Task statement: Only the pictures are omitted; repeat all other data exactly.

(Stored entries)

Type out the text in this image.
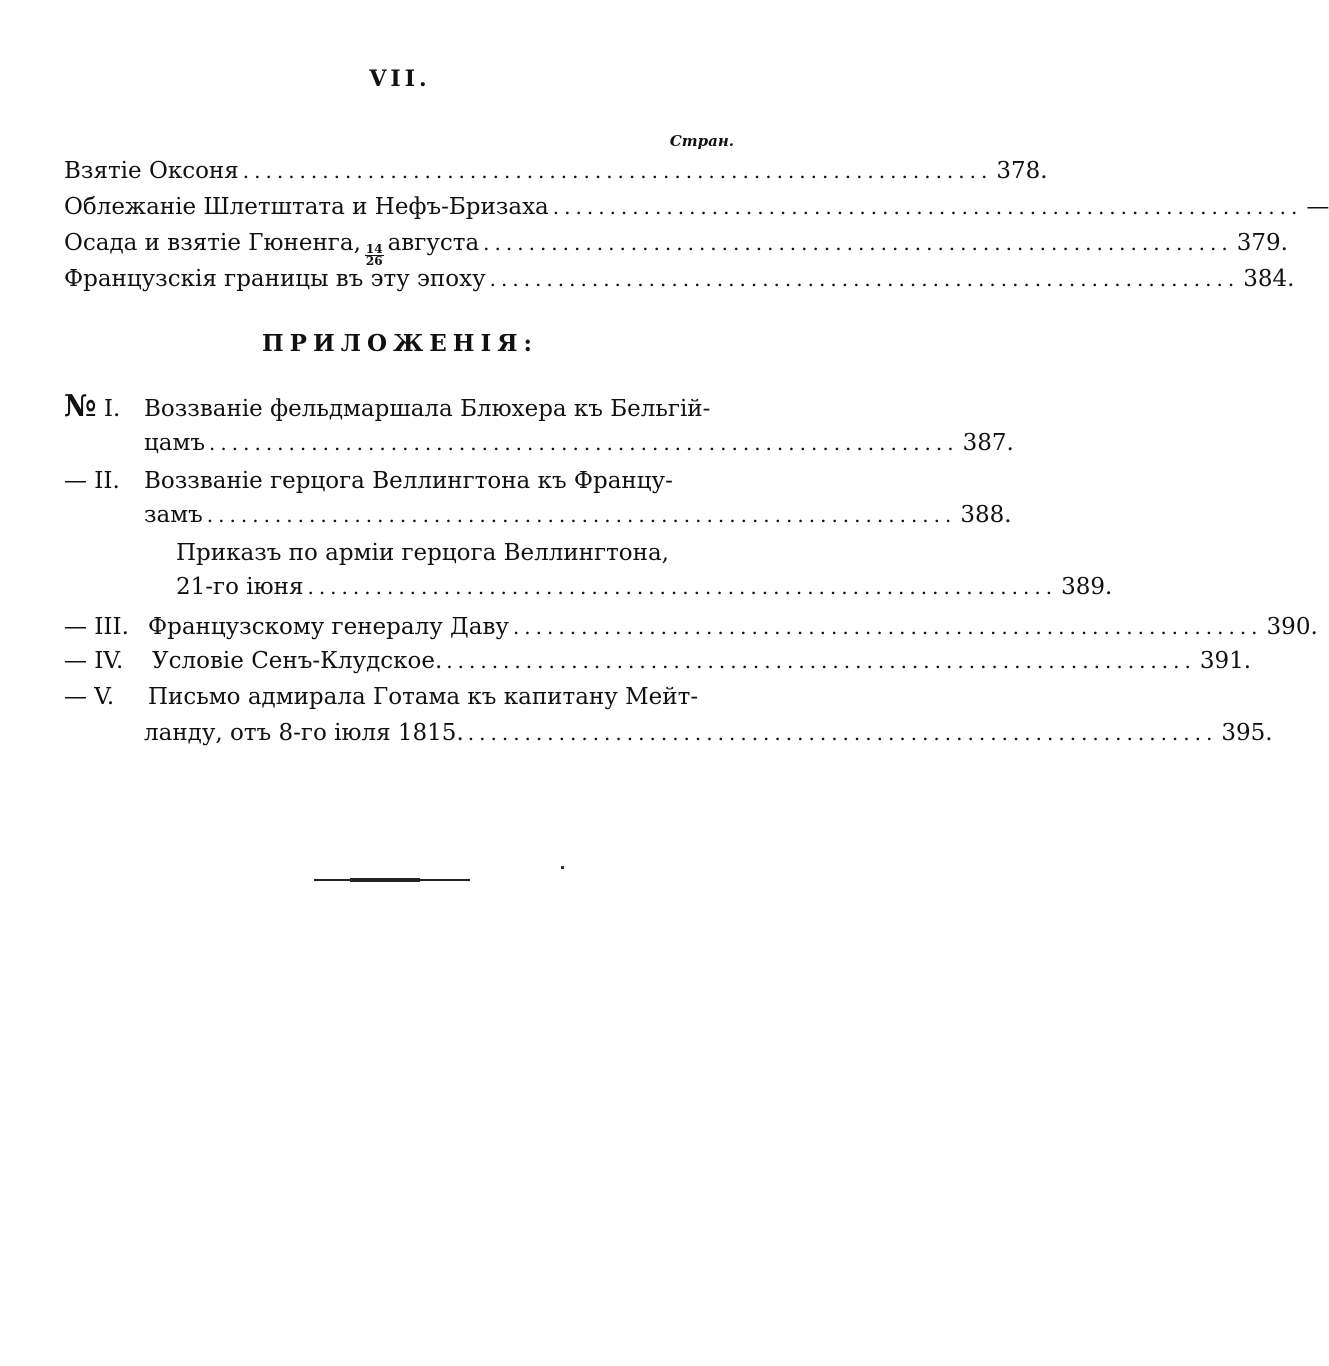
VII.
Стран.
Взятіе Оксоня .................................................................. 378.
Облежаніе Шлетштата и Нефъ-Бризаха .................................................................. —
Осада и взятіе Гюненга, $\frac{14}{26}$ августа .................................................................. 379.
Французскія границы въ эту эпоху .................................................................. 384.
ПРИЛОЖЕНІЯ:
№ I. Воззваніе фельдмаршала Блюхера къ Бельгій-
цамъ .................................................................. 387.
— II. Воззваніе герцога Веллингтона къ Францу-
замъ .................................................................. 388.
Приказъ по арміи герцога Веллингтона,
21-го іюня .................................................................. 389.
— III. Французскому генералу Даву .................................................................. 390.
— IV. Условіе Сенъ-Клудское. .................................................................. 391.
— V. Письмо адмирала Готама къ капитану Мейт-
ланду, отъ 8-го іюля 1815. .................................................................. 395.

In response:
Type out the text in this image.
VII.
Стран.
Взятіе Оксоня .................................................................. 378.
Облежаніе Шлетштата и Нефъ-Бризаха .................................................................. —
Осада и взятіе Гюненга, $\frac{14}{26}$ августа .................................................................. 379.
Французскія границы въ эту эпоху .................................................................. 384.
ПРИЛОЖЕНІЯ:
№ I. Воззваніе фельдмаршала Блюхера къ Бельгій-
цамъ .................................................................. 387.
— II. Воззваніе герцога Веллингтона къ Францу-
замъ .................................................................. 388.
Приказъ по арміи герцога Веллингтона,
21-го іюня .................................................................. 389.
— III. Французскому генералу Даву .................................................................. 390.
— IV. Условіе Сенъ-Клудское. .................................................................. 391.
— V. Письмо адмирала Готама къ капитану Мейт-
ланду, отъ 8-го іюля 1815. .................................................................. 395.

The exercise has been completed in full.